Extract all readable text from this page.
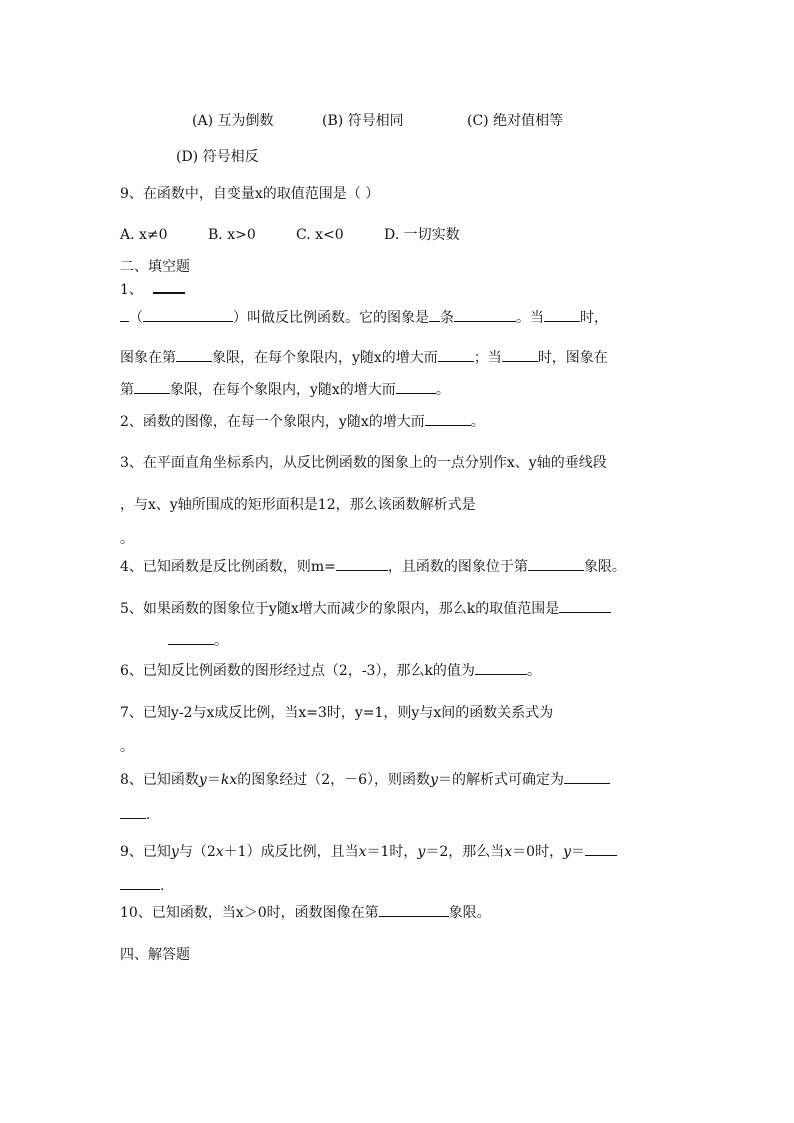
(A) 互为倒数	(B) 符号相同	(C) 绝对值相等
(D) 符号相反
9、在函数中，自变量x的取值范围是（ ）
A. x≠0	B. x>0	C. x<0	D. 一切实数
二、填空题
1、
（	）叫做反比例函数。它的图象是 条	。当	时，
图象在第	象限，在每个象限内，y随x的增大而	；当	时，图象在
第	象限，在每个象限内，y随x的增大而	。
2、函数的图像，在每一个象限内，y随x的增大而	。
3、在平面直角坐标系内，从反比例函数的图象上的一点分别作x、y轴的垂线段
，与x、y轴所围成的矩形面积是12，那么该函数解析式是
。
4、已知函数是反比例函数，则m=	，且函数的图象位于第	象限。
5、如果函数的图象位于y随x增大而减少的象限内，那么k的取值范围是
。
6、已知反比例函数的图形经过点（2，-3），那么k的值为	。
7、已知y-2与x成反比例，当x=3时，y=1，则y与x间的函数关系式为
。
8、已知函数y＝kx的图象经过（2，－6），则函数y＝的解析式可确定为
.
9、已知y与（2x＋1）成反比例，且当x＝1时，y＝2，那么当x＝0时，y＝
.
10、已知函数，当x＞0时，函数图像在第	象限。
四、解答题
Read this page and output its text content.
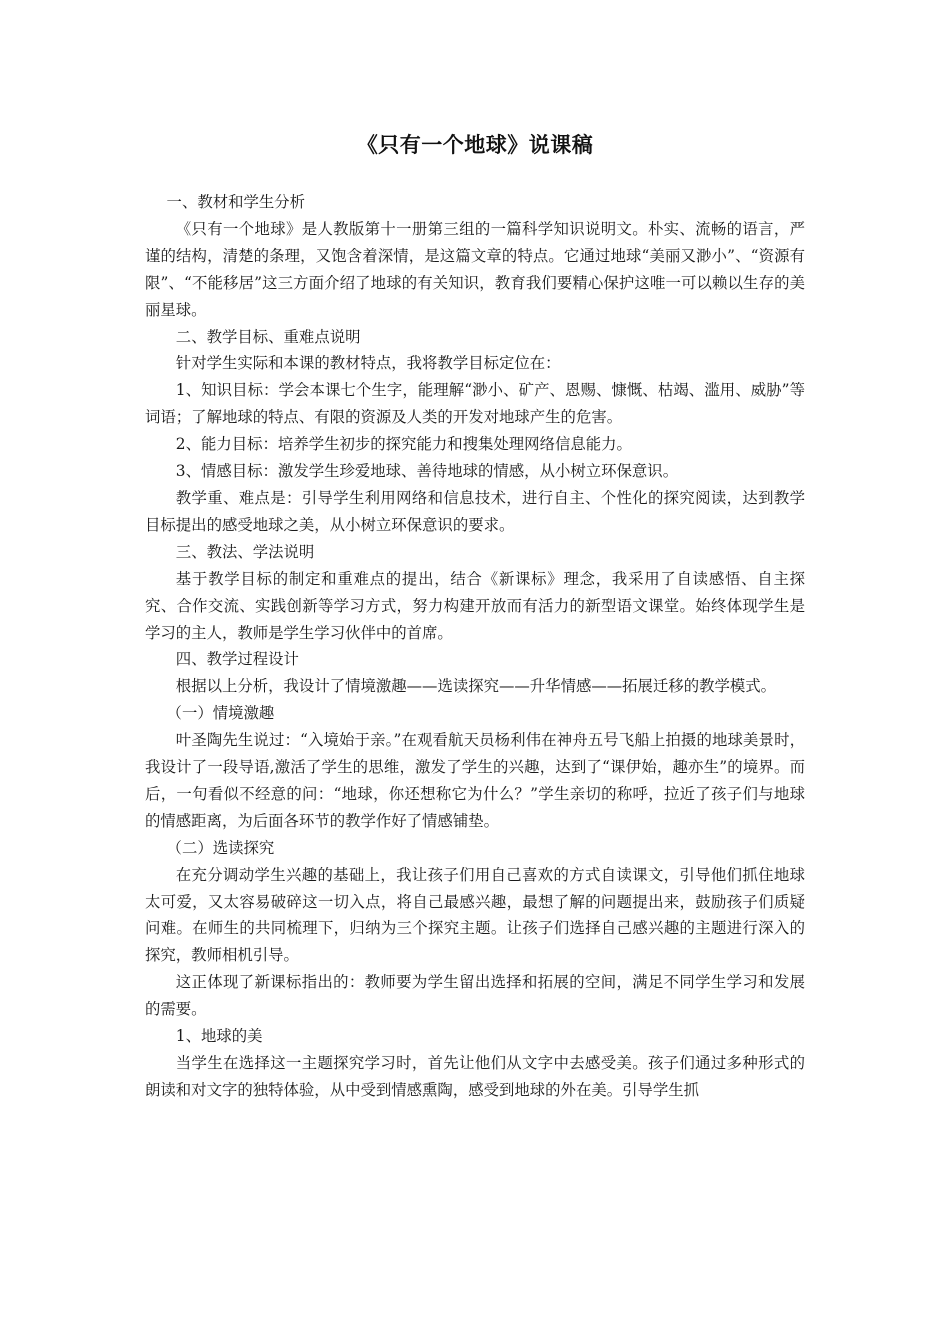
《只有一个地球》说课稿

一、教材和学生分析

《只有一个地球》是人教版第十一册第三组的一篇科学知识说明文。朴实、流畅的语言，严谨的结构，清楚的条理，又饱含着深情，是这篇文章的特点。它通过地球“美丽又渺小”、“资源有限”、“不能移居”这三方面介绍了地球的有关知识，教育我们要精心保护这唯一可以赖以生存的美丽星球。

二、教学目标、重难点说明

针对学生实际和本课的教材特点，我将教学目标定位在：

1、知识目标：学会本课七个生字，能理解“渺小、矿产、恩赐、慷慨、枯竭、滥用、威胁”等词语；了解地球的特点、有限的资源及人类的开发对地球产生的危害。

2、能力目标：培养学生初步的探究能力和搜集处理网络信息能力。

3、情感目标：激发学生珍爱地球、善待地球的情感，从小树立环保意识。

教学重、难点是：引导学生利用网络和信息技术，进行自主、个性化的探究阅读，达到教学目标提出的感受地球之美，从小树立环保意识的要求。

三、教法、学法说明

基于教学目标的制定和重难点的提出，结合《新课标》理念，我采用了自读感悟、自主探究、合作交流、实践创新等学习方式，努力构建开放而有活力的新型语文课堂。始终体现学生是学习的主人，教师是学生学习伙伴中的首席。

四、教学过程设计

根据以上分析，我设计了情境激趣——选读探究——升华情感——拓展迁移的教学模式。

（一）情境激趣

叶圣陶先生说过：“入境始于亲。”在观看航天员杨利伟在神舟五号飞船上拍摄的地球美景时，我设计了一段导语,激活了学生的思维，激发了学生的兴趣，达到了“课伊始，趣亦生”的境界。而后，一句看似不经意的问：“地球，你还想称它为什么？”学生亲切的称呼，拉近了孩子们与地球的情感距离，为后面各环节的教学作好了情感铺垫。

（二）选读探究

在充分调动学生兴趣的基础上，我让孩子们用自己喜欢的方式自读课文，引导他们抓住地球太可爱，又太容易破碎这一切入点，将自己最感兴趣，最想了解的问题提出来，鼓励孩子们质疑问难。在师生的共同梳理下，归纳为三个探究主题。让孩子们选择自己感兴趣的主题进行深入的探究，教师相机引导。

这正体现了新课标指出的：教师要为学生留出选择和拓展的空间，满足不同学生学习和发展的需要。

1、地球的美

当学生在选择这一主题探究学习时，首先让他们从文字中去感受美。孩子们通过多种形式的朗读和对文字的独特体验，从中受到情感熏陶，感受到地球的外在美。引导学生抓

————————

=== Goal ===
In how many lines of the data does the string "this" appear? Give only the number.

=== Exercise answer ===
2